Data extracted from a collection
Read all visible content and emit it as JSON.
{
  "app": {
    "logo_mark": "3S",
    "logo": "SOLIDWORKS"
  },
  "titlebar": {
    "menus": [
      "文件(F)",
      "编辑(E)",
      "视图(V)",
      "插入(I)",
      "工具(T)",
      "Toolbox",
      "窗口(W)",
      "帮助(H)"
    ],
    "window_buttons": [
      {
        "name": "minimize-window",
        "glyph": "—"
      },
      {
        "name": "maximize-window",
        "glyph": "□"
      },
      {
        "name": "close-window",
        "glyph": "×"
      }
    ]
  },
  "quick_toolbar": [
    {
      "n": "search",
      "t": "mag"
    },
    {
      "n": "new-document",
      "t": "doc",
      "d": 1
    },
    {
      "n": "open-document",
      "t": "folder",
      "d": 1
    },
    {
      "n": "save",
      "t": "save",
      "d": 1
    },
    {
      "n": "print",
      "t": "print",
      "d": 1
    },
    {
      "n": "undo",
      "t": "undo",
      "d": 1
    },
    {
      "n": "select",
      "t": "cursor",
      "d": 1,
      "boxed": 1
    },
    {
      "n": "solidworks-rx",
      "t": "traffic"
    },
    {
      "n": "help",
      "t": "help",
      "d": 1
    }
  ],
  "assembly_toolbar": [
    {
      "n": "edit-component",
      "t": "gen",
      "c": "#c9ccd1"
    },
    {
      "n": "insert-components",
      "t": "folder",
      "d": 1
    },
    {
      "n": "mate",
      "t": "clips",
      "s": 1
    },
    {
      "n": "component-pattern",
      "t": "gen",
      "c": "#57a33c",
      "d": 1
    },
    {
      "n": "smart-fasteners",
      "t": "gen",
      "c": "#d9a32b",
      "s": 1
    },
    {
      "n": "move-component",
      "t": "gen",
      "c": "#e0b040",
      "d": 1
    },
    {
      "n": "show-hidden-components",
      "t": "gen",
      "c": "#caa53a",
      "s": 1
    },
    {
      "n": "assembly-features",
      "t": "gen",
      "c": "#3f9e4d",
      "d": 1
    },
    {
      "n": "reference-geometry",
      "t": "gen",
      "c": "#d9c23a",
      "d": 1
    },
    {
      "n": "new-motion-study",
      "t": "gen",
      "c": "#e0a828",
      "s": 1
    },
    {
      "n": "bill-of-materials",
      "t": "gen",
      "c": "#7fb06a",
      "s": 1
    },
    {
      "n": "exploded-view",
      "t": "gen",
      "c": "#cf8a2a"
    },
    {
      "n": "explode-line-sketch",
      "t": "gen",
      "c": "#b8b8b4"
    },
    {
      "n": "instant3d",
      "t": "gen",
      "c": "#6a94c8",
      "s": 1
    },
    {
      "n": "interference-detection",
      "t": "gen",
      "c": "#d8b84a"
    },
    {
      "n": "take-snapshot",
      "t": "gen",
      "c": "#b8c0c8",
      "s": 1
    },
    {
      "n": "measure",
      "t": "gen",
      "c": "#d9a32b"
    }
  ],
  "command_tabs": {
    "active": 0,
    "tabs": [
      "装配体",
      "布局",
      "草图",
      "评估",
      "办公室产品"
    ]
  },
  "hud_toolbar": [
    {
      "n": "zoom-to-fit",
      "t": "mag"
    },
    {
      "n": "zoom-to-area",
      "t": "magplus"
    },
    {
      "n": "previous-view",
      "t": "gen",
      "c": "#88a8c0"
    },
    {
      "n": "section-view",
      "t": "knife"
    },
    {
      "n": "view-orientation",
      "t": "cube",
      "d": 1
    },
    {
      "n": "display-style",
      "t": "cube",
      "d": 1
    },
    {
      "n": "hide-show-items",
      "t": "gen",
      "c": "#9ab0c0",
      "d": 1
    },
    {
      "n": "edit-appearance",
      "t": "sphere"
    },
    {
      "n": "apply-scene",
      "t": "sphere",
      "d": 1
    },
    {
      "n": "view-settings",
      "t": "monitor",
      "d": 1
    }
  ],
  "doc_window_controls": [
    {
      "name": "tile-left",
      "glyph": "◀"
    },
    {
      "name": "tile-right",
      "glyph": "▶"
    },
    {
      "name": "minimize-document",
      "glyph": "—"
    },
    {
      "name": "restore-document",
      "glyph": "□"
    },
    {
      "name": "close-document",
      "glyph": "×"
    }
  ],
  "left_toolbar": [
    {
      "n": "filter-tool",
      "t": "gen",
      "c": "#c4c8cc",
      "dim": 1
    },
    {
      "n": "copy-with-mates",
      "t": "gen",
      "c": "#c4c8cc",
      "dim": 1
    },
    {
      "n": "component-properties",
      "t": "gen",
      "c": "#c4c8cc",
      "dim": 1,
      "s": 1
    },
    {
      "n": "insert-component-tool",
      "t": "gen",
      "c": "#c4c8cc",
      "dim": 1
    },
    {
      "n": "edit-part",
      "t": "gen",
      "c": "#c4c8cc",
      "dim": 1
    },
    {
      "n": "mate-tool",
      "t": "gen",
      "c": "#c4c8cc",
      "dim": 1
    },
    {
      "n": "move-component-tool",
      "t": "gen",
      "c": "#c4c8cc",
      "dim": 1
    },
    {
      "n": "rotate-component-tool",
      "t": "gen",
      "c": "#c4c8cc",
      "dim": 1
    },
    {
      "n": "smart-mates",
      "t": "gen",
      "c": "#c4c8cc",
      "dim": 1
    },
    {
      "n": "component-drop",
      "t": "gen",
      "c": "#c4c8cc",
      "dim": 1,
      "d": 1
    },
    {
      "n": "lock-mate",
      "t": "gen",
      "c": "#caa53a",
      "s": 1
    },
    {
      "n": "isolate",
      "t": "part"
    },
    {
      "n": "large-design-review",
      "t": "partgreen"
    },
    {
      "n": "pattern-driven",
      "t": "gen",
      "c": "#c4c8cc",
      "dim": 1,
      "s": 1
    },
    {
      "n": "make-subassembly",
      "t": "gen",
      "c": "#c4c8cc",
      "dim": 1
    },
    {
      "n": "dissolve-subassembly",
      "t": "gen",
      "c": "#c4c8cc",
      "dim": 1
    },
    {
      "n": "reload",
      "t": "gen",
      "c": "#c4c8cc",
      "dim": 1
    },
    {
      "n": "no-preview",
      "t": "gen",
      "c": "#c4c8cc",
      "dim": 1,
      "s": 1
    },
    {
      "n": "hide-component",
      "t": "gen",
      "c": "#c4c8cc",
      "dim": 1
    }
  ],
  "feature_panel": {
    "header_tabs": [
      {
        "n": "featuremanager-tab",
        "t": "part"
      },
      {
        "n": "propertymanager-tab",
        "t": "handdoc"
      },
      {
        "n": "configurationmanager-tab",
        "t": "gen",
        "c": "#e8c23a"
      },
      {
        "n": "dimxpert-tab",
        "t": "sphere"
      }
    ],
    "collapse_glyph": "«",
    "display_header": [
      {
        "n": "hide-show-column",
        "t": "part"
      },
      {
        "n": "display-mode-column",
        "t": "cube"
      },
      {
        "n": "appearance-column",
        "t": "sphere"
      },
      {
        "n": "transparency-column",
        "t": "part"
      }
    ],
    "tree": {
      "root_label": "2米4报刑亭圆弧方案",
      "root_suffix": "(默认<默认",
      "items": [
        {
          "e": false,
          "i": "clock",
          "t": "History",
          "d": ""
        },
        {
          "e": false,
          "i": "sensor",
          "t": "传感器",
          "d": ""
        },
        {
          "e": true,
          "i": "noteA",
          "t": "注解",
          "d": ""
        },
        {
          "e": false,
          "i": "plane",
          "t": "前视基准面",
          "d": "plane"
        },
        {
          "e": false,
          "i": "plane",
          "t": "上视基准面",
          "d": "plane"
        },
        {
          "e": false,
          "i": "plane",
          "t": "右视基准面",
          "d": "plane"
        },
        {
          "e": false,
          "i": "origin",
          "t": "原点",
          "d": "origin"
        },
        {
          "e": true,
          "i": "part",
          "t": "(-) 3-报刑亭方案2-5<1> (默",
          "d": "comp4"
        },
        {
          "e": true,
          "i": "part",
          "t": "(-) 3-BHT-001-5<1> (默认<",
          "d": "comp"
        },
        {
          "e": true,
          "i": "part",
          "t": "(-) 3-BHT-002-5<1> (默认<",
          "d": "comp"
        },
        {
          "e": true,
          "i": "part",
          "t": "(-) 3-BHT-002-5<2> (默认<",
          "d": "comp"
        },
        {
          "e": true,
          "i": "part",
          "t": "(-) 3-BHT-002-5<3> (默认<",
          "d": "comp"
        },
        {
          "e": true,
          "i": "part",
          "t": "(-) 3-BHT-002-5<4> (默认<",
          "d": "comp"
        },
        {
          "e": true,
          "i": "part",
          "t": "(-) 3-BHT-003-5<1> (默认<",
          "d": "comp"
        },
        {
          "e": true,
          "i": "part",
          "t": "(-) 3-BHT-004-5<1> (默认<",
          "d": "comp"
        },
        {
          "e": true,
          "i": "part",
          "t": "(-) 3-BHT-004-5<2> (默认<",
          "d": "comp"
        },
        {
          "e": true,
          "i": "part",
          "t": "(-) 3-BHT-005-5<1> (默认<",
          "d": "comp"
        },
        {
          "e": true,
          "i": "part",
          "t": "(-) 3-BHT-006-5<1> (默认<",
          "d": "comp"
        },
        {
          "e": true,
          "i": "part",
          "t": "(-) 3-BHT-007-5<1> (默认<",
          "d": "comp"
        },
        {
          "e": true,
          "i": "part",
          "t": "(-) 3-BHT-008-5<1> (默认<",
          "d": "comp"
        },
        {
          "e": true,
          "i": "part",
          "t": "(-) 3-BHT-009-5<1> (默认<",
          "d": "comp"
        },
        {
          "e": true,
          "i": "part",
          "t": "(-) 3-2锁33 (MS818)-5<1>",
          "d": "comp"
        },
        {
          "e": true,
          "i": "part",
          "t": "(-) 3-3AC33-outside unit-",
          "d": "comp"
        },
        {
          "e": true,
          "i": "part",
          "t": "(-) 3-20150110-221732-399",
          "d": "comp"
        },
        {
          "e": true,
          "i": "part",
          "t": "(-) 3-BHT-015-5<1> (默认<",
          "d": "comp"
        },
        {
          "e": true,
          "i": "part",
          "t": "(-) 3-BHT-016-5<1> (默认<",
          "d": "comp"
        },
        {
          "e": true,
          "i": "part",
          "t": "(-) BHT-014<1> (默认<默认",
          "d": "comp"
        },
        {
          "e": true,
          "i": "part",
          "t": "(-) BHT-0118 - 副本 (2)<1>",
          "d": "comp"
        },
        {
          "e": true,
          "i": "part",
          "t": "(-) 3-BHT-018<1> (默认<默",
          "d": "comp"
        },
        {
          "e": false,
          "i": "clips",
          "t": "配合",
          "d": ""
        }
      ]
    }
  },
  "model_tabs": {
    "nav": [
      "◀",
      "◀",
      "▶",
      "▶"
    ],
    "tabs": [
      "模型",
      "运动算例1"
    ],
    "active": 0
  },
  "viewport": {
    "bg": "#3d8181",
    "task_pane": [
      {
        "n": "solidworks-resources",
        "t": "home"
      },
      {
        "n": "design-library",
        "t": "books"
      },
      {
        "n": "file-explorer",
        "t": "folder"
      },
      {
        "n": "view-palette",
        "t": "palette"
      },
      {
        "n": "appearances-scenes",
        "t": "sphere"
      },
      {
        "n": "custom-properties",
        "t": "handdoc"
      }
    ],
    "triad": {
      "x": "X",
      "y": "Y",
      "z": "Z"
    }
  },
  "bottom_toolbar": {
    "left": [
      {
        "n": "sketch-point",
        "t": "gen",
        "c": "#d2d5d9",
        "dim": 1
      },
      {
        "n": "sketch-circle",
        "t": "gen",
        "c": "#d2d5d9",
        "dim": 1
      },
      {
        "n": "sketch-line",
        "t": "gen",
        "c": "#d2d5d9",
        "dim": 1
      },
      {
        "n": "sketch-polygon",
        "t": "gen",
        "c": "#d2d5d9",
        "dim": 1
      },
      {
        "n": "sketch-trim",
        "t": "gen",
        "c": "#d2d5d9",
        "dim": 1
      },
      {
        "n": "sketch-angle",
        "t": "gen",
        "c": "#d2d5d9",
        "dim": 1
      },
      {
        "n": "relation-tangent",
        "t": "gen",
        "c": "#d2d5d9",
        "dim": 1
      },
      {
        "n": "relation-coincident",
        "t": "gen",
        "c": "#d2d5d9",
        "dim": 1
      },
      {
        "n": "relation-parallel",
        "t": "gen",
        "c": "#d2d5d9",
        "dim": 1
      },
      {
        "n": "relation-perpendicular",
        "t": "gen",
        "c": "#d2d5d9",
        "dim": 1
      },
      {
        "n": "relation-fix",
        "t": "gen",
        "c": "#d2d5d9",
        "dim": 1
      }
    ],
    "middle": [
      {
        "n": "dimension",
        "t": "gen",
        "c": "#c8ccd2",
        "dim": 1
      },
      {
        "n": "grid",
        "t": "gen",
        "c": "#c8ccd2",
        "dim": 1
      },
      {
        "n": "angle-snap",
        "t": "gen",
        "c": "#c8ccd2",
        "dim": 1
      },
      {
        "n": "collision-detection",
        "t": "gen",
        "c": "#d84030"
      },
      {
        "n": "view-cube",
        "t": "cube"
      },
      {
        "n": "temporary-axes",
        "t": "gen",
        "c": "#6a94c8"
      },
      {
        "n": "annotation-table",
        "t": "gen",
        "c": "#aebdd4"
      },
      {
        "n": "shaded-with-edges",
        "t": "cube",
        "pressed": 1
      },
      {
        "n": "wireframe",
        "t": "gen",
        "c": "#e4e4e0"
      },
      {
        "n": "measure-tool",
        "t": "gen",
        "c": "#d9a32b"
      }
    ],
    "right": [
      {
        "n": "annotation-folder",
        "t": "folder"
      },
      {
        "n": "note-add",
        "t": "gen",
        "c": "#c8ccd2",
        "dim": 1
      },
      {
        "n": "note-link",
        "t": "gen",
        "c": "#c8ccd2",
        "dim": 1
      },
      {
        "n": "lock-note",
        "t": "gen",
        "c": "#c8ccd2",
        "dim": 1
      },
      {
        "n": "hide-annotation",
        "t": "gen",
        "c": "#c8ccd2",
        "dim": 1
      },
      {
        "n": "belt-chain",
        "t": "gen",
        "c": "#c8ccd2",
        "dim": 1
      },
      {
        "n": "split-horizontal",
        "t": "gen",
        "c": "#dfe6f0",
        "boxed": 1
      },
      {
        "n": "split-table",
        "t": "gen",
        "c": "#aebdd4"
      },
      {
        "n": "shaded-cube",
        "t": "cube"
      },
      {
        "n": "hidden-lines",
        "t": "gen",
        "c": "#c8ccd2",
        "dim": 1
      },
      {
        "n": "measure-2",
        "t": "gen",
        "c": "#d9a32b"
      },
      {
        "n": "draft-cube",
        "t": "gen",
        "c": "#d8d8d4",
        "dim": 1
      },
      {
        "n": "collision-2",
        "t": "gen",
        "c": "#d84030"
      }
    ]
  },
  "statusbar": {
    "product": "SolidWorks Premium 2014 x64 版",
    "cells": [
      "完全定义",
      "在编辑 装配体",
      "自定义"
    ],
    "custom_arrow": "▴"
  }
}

Instructions for the task: Copy out all lines above that include the string "relation".

Task output:
        "n": "relation-tangent",
        "n": "relation-coincident",
        "n": "relation-parallel",
        "n": "relation-perpendicular",
        "n": "relation-fix",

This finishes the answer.